• INSTRUCTIONS TO FOLLOW:
State how many lines hold the word "módon", with no other words.

[Stored records]
+---+

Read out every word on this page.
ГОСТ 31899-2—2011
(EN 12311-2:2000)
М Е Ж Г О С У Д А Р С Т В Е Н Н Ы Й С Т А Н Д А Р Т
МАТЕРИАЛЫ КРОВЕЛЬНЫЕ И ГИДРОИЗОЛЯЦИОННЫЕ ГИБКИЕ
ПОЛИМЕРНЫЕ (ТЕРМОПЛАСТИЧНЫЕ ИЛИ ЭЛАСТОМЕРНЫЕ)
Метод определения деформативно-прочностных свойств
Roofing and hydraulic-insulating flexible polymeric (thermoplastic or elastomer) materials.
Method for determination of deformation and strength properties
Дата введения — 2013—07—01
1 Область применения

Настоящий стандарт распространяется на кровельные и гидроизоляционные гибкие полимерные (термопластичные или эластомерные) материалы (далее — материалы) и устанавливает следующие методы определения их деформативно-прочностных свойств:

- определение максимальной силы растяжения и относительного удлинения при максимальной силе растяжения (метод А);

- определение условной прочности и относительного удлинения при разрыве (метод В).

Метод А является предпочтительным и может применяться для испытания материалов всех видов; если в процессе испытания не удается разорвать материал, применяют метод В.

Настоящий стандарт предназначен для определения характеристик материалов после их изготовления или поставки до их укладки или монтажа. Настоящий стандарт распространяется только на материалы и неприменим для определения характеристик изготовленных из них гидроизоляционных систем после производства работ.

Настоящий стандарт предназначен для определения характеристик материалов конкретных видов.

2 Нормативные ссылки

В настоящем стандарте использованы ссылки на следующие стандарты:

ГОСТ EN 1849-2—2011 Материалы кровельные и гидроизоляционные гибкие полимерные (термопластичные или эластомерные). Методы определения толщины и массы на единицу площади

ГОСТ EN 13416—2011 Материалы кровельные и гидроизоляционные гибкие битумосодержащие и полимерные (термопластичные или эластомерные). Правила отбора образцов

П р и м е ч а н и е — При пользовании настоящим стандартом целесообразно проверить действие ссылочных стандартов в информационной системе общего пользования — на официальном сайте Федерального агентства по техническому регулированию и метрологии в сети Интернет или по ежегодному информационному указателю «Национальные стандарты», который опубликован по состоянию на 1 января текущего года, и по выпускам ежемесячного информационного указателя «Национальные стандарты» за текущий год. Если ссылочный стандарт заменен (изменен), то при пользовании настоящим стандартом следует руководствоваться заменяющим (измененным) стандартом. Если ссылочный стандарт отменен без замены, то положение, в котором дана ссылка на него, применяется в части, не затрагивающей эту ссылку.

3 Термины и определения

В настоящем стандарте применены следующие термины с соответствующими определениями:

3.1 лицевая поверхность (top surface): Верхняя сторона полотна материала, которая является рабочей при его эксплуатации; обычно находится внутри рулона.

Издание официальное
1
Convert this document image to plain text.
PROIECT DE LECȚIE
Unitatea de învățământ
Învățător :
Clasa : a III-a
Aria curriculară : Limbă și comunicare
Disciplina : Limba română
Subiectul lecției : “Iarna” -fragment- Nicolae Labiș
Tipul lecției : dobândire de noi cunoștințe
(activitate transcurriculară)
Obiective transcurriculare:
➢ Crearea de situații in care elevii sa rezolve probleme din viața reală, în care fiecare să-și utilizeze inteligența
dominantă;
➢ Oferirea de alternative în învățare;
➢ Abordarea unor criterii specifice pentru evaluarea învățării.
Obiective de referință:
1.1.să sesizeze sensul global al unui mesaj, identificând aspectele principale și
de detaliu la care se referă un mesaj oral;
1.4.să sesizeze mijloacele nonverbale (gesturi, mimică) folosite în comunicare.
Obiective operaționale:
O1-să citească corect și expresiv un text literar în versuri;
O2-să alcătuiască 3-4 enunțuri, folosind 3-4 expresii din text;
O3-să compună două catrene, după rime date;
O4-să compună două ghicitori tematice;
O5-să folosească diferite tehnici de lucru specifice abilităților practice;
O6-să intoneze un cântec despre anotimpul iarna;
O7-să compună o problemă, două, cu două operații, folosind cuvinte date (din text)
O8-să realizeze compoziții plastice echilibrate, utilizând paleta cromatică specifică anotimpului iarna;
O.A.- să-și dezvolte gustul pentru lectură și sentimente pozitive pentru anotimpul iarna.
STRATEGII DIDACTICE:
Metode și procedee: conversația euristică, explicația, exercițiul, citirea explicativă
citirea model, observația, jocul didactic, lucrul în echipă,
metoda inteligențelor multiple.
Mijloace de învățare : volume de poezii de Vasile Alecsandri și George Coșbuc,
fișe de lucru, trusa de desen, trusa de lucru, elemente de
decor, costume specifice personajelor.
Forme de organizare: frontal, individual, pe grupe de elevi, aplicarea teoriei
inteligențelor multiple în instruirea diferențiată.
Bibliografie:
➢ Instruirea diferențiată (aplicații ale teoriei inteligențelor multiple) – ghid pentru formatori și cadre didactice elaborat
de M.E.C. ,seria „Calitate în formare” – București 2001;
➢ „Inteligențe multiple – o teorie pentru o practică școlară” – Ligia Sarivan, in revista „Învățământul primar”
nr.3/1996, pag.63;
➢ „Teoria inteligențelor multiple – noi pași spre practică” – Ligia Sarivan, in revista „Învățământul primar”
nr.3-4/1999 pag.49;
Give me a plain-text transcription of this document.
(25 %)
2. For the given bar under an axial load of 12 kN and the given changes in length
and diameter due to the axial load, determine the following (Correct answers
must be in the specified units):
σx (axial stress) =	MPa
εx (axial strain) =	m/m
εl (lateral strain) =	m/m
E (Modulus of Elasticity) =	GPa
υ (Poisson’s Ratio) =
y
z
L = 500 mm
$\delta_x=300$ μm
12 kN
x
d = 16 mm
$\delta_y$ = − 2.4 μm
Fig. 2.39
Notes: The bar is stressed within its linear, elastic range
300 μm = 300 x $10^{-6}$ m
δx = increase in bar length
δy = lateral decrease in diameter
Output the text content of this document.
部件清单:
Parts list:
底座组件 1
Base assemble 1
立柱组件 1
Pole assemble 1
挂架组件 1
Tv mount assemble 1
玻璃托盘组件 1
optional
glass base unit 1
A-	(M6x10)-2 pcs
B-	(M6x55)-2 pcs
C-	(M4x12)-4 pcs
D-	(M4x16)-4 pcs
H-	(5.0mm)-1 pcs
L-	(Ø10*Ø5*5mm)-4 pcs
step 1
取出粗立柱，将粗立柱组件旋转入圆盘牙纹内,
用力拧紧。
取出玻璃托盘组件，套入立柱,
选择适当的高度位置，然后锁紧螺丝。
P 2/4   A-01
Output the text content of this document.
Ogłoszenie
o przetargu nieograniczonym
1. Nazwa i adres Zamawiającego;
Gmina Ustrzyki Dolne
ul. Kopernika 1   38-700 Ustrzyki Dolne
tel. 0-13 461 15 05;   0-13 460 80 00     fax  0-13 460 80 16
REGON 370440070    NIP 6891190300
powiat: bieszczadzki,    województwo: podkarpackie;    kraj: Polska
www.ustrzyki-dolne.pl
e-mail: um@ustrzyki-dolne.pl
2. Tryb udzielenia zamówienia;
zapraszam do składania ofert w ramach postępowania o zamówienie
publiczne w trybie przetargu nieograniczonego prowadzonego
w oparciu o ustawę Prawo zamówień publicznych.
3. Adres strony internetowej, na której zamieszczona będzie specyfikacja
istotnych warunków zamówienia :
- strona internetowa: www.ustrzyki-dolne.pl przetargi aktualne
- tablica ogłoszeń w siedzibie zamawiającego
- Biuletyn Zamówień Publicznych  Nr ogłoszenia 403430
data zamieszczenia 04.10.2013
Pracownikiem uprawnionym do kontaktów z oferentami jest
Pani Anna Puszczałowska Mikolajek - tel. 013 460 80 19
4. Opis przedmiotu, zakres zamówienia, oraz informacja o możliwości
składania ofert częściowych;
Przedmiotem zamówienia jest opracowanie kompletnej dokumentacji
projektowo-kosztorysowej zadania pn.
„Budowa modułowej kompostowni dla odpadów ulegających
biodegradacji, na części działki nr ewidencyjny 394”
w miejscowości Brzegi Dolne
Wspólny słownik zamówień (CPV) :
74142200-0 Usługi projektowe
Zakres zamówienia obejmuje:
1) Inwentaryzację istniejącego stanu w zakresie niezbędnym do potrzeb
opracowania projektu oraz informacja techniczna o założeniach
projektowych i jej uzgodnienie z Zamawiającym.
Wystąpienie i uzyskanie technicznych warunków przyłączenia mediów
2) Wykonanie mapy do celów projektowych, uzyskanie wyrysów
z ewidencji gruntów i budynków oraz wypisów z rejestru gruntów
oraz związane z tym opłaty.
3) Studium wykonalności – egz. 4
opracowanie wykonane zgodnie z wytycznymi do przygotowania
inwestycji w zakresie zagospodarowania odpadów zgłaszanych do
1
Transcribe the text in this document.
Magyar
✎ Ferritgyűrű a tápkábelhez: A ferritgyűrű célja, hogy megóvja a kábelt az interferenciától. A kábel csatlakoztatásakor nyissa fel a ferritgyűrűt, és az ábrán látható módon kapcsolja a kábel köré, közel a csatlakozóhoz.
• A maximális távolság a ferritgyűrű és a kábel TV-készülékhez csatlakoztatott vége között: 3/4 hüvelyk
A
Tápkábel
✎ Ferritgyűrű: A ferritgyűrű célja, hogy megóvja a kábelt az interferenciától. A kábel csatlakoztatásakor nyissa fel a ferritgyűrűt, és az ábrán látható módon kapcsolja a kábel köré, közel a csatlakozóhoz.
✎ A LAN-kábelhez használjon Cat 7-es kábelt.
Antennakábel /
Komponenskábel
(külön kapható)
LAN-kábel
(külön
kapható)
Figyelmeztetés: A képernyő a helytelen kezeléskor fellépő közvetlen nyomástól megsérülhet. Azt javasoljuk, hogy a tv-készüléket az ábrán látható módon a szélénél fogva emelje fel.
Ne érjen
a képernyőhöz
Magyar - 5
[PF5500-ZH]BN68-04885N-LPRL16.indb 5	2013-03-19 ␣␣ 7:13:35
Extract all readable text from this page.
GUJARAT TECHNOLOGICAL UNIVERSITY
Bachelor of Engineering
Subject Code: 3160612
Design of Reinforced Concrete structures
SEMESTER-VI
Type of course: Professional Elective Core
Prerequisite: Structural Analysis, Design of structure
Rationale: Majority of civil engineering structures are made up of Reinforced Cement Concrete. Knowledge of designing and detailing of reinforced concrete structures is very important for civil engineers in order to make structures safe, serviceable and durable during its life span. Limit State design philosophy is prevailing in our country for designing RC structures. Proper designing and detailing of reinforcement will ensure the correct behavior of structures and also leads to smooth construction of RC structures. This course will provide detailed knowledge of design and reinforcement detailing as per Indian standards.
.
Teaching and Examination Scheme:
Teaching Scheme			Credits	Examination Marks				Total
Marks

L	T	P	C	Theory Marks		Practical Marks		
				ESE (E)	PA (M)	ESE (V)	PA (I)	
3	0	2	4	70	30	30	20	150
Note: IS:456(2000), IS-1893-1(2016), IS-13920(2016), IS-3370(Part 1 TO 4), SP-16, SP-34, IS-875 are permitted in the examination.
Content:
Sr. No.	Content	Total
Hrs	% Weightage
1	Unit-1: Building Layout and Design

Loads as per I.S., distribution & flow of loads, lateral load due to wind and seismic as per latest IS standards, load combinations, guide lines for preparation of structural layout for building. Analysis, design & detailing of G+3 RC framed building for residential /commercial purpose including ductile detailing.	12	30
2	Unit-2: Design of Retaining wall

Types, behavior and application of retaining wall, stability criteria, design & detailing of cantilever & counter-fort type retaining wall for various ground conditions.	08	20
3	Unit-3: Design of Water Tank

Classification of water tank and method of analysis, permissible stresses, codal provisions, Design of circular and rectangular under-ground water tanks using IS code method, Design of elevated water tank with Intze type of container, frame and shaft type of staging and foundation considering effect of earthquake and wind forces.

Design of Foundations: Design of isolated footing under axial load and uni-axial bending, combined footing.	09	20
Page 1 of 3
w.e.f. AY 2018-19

+---+

• WRITTEN ANSWER:
3